-------- Excerpted data --------

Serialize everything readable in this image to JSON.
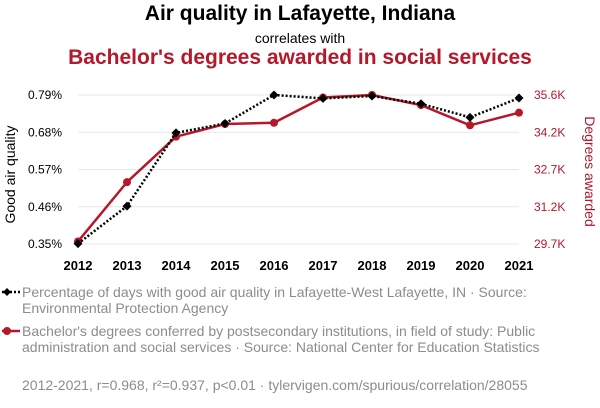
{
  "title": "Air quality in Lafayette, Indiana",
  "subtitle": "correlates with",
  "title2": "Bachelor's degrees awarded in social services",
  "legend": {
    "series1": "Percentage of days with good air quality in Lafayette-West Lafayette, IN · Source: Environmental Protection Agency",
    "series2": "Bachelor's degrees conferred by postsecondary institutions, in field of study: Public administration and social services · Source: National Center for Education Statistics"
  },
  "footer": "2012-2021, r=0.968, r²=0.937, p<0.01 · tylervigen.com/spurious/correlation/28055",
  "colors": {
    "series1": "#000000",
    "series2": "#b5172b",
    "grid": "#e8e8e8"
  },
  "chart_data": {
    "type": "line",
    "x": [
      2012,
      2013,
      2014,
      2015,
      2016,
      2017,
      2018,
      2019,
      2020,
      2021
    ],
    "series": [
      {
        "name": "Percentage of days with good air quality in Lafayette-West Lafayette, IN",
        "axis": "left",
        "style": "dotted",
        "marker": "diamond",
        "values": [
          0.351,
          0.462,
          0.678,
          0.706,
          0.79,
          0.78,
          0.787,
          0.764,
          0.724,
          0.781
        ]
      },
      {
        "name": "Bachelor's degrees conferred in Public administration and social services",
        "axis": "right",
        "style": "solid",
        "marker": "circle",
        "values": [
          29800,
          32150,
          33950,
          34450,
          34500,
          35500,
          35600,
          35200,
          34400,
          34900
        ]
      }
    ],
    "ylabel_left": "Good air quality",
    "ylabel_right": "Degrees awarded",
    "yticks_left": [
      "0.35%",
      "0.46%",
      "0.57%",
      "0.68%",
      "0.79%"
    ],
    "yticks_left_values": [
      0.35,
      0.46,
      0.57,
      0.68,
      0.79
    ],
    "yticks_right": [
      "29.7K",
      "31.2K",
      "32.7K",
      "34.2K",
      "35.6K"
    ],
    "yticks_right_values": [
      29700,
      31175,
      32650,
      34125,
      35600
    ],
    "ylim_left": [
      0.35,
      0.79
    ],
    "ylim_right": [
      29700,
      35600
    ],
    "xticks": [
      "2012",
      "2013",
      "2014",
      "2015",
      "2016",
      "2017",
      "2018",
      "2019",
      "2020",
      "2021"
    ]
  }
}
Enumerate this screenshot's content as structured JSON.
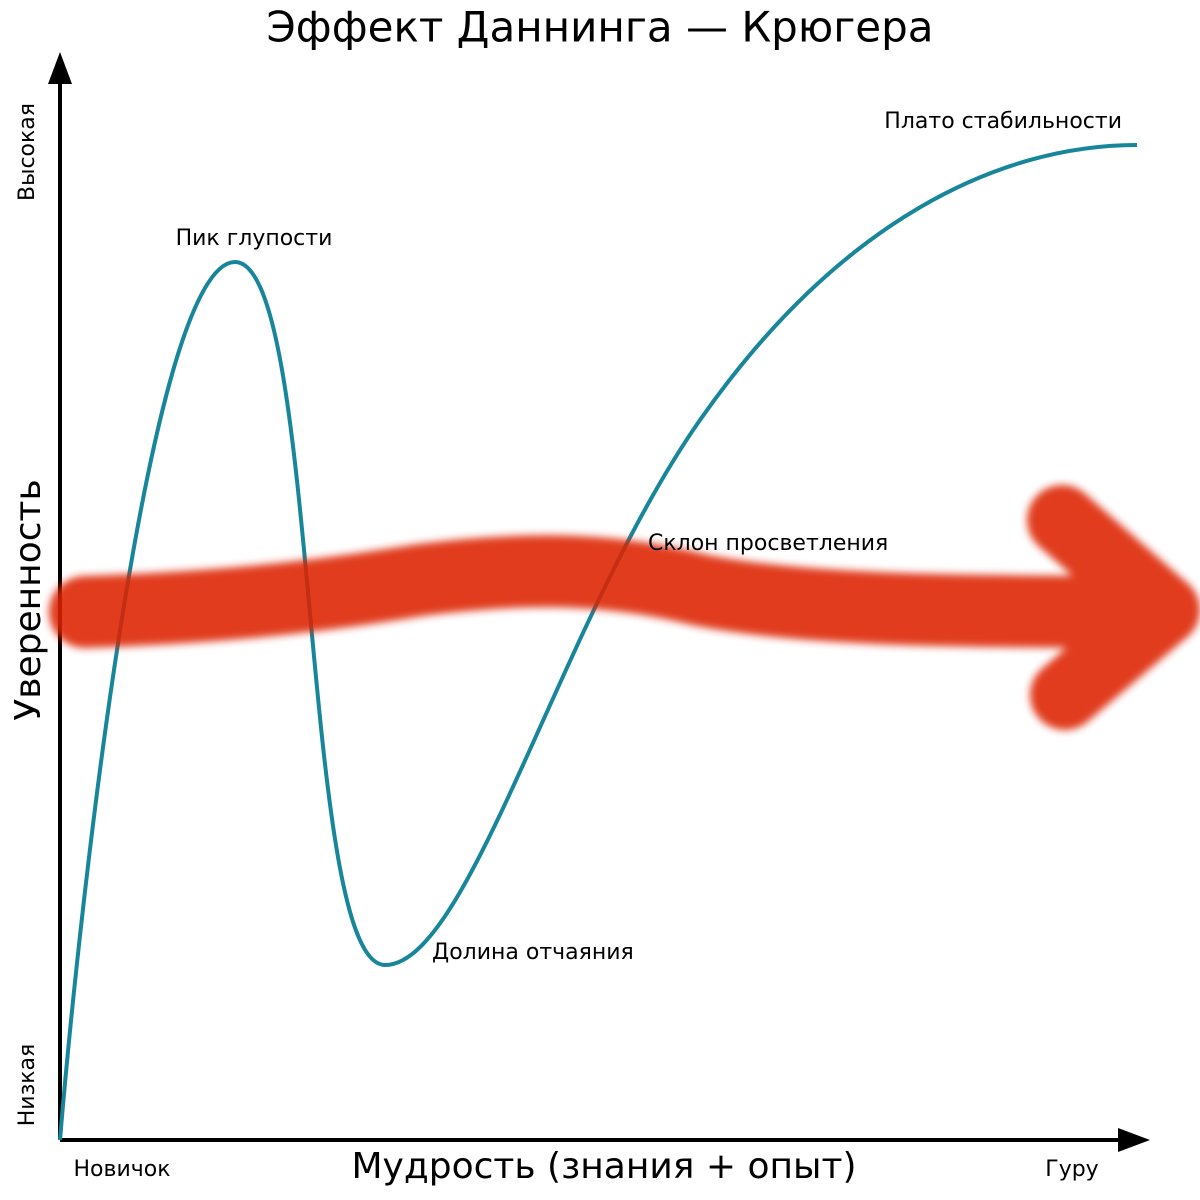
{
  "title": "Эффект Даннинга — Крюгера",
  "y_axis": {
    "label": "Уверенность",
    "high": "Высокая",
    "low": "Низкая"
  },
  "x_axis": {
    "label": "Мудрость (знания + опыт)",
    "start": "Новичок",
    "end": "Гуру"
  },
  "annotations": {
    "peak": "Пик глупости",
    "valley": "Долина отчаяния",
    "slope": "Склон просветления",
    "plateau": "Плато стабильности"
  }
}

--------
-------- Excerpted data --------

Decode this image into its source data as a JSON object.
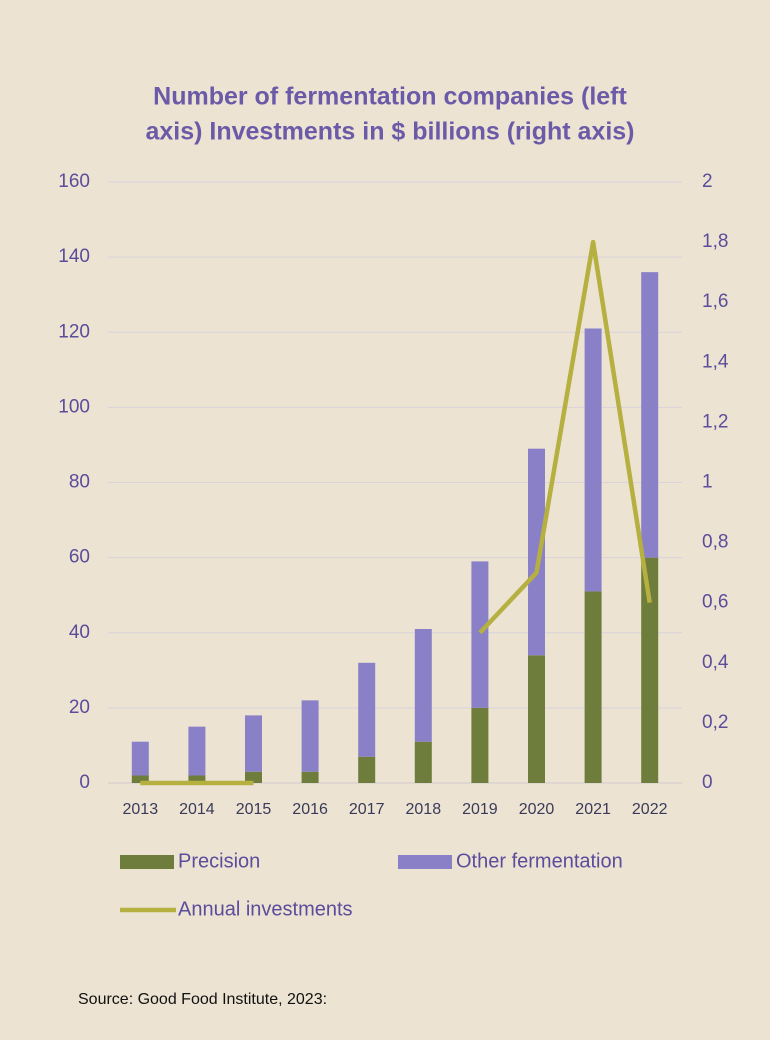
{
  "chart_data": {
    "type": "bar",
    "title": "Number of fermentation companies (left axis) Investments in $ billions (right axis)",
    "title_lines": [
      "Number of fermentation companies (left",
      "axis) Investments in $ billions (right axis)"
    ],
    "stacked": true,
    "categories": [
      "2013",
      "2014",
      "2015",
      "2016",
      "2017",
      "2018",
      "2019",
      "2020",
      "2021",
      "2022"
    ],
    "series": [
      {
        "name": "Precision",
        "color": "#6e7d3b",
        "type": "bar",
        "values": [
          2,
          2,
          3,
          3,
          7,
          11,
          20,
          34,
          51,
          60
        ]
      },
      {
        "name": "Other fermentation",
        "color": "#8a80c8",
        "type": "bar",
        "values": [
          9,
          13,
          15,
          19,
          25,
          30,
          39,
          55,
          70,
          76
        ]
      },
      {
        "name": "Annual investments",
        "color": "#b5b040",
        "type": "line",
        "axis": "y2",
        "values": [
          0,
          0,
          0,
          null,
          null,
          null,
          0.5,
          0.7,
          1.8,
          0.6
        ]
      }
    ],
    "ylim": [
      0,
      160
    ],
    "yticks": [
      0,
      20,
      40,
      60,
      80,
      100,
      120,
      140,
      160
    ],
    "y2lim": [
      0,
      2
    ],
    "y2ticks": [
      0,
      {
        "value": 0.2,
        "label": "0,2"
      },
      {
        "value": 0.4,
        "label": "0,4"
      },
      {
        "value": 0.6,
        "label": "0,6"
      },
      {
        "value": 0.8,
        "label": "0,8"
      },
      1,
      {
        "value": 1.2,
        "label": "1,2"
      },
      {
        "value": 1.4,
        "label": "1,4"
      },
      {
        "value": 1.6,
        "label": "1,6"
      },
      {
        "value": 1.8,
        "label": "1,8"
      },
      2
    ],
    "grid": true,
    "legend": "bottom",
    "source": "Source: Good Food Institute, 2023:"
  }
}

--------

** Exercise details **
Look over the listing above. Pick out and copy every line that includes "Number".

** Task answer **
    "title": "Number of fermentation companies (left axis) Investments in $ billions (right axis)",
      "Number of fermentation companies (left",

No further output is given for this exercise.